== Entries ==

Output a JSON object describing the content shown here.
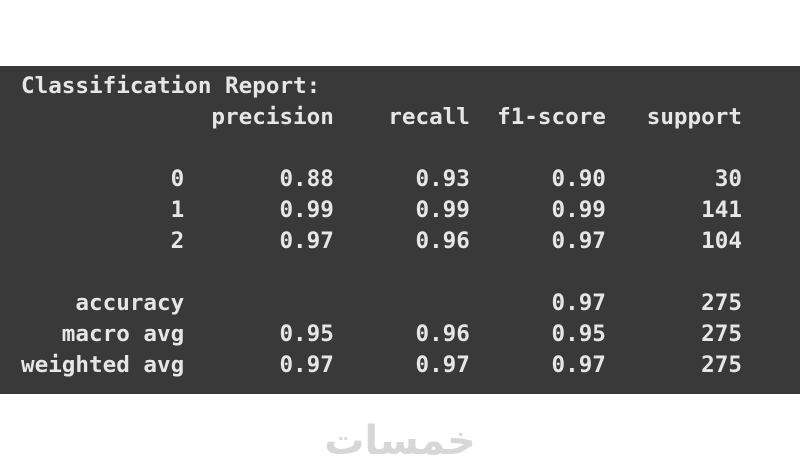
{
  "report": {
    "title": "Classification Report:",
    "columns": [
      "precision",
      "recall",
      "f1-score",
      "support"
    ],
    "rows": [
      {
        "label": "0",
        "values": [
          "0.88",
          "0.93",
          "0.90",
          "30"
        ]
      },
      {
        "label": "1",
        "values": [
          "0.99",
          "0.99",
          "0.99",
          "141"
        ]
      },
      {
        "label": "2",
        "values": [
          "0.97",
          "0.96",
          "0.97",
          "104"
        ]
      }
    ],
    "summary_rows": [
      {
        "label": "accuracy",
        "values": [
          "",
          "",
          "0.97",
          "275"
        ]
      },
      {
        "label": "macro avg",
        "values": [
          "0.95",
          "0.96",
          "0.95",
          "275"
        ]
      },
      {
        "label": "weighted avg",
        "values": [
          "0.97",
          "0.97",
          "0.97",
          "275"
        ]
      }
    ]
  },
  "watermark": {
    "text": "خمسات"
  },
  "colors": {
    "page_bg": "#ffffff",
    "console_bg": "#393939",
    "console_text": "#e6e6e6",
    "watermark": "#d7d7d7"
  }
}
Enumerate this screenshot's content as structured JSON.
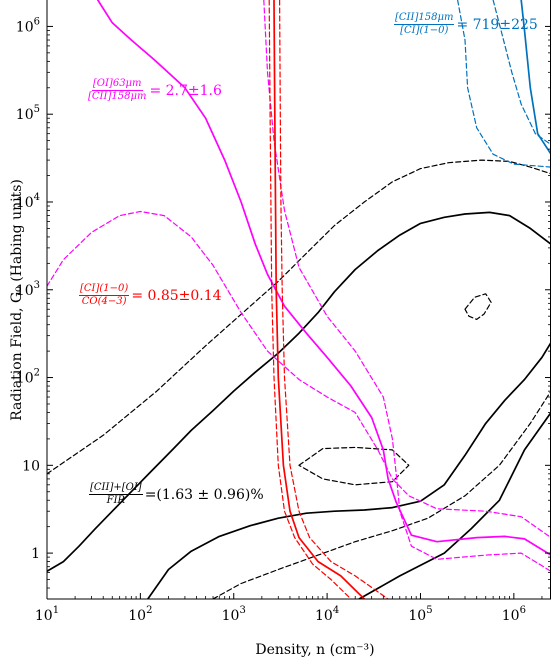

===

Aim: Pictures are excluded; copy all other data exactly as shown.

Problem solution:
Output a JSON object describing the content shown here.
{
  "report": {
    "title": "Classification Report:",
    "columns": [
      "precision",
      "recall",
      "f1-score",
      "support"
    ],
    "rows": [
      {
        "label": "0",
        "values": [
          "0.88",
          "0.93",
          "0.90",
          "30"
        ]
      },
      {
        "label": "1",
        "values": [
          "0.99",
          "0.99",
          "0.99",
          "141"
        ]
      },
      {
        "label": "2",
        "values": [
          "0.97",
          "0.96",
          "0.97",
          "104"
        ]
      }
    ],
    "summary_rows": [
      {
        "label": "accuracy",
        "values": [
          "",
          "",
          "0.97",
          "275"
        ]
      },
      {
        "label": "macro avg",
        "values": [
          "0.95",
          "0.96",
          "0.95",
          "275"
        ]
      },
      {
        "label": "weighted avg",
        "values": [
          "0.97",
          "0.97",
          "0.97",
          "275"
        ]
      }
    ]
  },
  "watermark": {
    "text": "خمسات"
  },
  "colors": {
    "page_bg": "#ffffff",
    "console_bg": "#393939",
    "console_text": "#e6e6e6",
    "watermark": "#d7d7d7"
  }
}
Enumerate this screenshot's content as structured JSON.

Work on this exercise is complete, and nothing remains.